EXERCISE BRIEF: Take every line where the string "content" appears and copy it.

SUPPLIED MATERIAL:

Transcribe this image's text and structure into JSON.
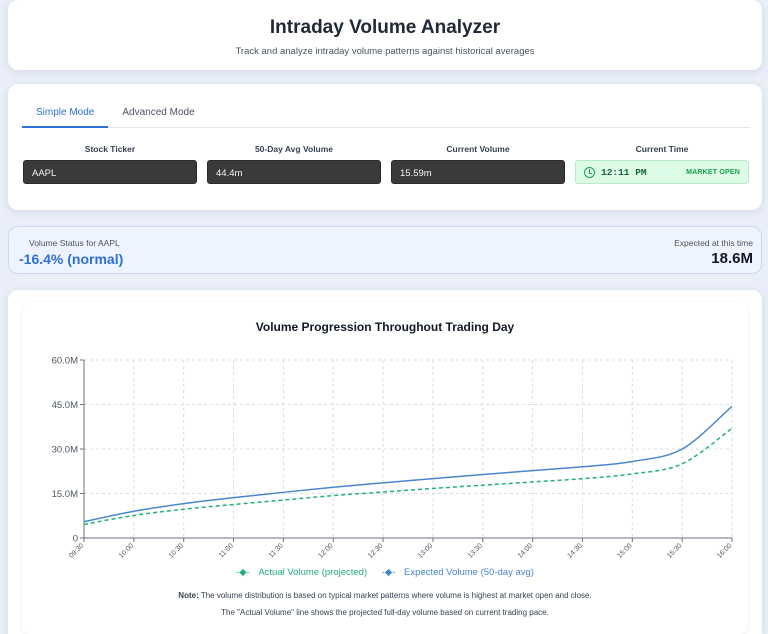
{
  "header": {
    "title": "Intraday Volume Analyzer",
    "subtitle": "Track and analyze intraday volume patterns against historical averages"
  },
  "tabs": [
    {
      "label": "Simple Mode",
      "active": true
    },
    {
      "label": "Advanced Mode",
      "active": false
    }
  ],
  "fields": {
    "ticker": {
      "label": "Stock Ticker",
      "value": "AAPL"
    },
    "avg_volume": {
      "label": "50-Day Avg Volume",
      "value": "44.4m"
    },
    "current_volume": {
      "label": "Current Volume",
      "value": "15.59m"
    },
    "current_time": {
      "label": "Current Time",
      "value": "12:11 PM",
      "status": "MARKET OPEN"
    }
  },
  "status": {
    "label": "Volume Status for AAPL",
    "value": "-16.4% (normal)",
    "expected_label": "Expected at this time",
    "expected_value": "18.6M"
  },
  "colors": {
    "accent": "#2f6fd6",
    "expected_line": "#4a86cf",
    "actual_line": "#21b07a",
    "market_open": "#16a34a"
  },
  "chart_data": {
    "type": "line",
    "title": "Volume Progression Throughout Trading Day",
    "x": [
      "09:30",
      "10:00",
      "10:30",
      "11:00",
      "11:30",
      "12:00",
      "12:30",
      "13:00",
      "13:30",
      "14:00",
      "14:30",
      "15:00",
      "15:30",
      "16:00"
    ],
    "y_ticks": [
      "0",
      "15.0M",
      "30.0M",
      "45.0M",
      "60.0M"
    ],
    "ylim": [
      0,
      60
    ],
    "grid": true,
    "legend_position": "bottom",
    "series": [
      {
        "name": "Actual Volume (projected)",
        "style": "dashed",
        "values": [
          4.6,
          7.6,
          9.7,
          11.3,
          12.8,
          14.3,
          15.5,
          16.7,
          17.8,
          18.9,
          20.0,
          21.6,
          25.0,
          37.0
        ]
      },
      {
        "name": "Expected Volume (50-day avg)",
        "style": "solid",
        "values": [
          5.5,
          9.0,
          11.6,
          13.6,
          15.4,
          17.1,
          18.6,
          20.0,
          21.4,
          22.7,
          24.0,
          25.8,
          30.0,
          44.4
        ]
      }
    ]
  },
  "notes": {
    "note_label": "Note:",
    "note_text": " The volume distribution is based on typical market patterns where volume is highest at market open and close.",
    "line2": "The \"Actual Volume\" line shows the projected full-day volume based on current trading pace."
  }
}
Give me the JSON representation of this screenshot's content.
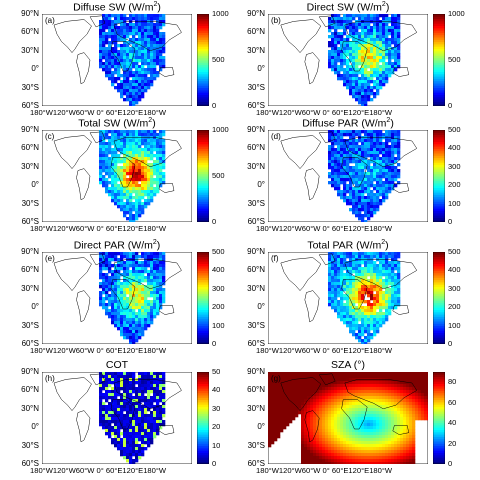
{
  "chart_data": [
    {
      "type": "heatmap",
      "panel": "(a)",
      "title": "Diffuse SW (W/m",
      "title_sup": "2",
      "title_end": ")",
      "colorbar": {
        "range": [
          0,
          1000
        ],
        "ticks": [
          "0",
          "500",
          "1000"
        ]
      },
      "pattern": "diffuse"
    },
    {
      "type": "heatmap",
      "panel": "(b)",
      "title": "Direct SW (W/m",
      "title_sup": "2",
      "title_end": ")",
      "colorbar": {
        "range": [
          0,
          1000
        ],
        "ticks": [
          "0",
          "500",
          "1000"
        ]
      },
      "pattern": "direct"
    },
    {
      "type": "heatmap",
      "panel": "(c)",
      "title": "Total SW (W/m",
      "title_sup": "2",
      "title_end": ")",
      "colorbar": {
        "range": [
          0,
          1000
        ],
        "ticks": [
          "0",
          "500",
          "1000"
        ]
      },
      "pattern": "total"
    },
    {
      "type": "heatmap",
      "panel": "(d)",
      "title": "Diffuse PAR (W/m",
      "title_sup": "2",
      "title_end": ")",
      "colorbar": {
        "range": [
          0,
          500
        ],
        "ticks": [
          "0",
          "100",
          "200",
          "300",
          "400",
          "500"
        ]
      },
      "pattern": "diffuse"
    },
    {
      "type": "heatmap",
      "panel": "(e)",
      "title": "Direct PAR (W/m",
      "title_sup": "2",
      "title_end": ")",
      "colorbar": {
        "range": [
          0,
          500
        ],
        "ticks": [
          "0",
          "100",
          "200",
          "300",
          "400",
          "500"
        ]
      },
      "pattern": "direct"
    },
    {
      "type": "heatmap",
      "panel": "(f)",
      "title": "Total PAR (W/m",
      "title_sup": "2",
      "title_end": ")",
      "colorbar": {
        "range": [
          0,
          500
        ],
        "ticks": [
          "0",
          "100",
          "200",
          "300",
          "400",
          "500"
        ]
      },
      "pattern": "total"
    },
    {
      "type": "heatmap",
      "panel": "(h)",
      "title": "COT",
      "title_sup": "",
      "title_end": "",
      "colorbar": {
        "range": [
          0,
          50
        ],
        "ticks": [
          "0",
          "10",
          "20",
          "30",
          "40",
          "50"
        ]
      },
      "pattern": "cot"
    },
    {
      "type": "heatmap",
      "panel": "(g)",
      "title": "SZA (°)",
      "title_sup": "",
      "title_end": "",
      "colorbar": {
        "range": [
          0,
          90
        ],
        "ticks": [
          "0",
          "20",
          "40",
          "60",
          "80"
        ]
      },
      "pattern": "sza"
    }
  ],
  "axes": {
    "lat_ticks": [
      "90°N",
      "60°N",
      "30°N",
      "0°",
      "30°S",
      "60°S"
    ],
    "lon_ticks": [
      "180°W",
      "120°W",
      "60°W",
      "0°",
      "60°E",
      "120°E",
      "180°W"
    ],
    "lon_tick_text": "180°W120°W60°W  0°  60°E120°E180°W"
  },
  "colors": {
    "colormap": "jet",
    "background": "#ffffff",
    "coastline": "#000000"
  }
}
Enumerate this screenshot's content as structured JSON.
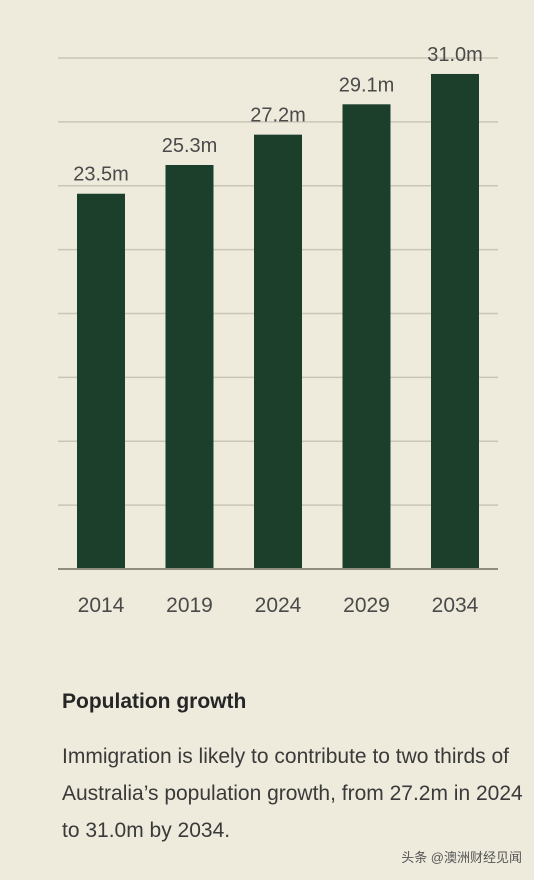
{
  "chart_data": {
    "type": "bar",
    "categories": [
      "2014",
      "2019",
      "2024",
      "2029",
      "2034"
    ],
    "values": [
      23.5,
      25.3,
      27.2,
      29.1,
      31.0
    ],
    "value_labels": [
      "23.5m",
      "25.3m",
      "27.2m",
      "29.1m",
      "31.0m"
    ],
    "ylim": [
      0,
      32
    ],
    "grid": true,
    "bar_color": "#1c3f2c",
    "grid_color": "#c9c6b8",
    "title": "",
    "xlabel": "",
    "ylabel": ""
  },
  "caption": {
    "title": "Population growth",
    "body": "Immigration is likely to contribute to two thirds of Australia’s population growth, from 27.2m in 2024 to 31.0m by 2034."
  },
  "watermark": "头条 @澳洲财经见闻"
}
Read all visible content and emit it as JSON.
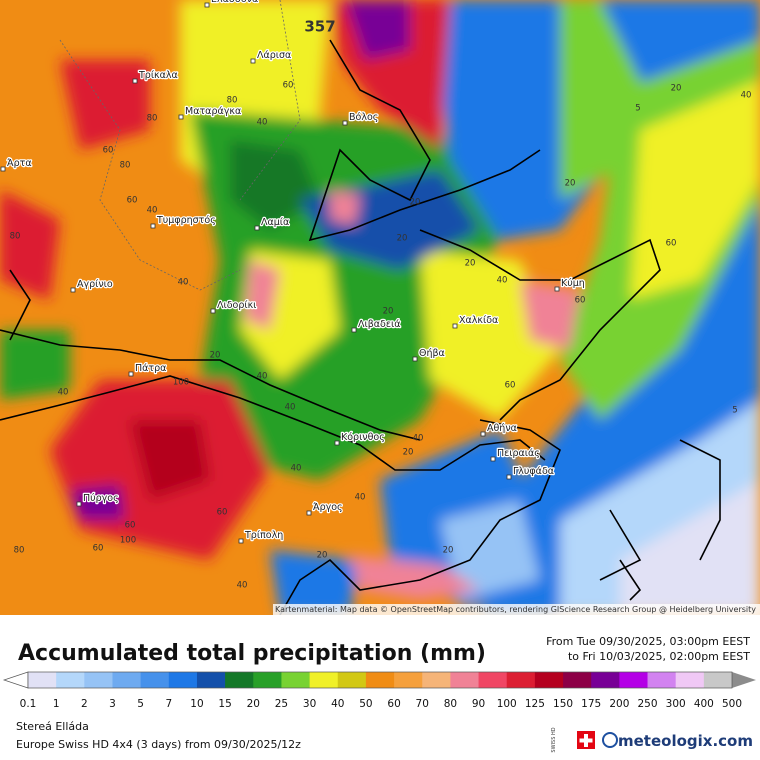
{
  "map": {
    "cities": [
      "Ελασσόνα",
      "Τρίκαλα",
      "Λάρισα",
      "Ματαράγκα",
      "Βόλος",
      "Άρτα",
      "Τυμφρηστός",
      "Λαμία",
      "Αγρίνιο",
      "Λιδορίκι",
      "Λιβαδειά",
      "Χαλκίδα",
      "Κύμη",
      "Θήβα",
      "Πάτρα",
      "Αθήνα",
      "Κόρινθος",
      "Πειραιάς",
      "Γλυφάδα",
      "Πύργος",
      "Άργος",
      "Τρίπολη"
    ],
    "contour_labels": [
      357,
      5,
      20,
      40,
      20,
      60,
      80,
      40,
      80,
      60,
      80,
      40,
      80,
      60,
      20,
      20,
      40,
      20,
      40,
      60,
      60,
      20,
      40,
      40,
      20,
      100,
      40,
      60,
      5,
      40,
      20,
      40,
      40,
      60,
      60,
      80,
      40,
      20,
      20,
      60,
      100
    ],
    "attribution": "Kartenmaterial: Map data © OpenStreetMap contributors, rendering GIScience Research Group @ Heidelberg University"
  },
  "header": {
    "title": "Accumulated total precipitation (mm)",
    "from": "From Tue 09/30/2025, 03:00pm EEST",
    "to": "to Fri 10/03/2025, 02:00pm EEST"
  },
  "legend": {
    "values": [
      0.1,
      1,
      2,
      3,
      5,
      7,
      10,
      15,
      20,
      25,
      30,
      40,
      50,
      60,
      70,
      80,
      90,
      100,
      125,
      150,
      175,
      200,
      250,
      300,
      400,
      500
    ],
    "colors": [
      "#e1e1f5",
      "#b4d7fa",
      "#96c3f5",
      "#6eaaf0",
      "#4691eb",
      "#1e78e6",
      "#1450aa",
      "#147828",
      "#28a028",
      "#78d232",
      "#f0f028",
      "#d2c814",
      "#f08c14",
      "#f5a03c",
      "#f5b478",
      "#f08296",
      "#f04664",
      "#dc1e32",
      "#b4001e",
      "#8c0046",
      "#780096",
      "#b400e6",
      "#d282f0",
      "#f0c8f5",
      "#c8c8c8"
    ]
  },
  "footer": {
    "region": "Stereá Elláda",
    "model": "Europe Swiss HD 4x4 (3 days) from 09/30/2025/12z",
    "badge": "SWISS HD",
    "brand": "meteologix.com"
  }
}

FINAL RESULT:
Give me the JSON representation of this screenshot's content.
Enumerate this screenshot's content as structured JSON.
Read all visible content and emit it as JSON.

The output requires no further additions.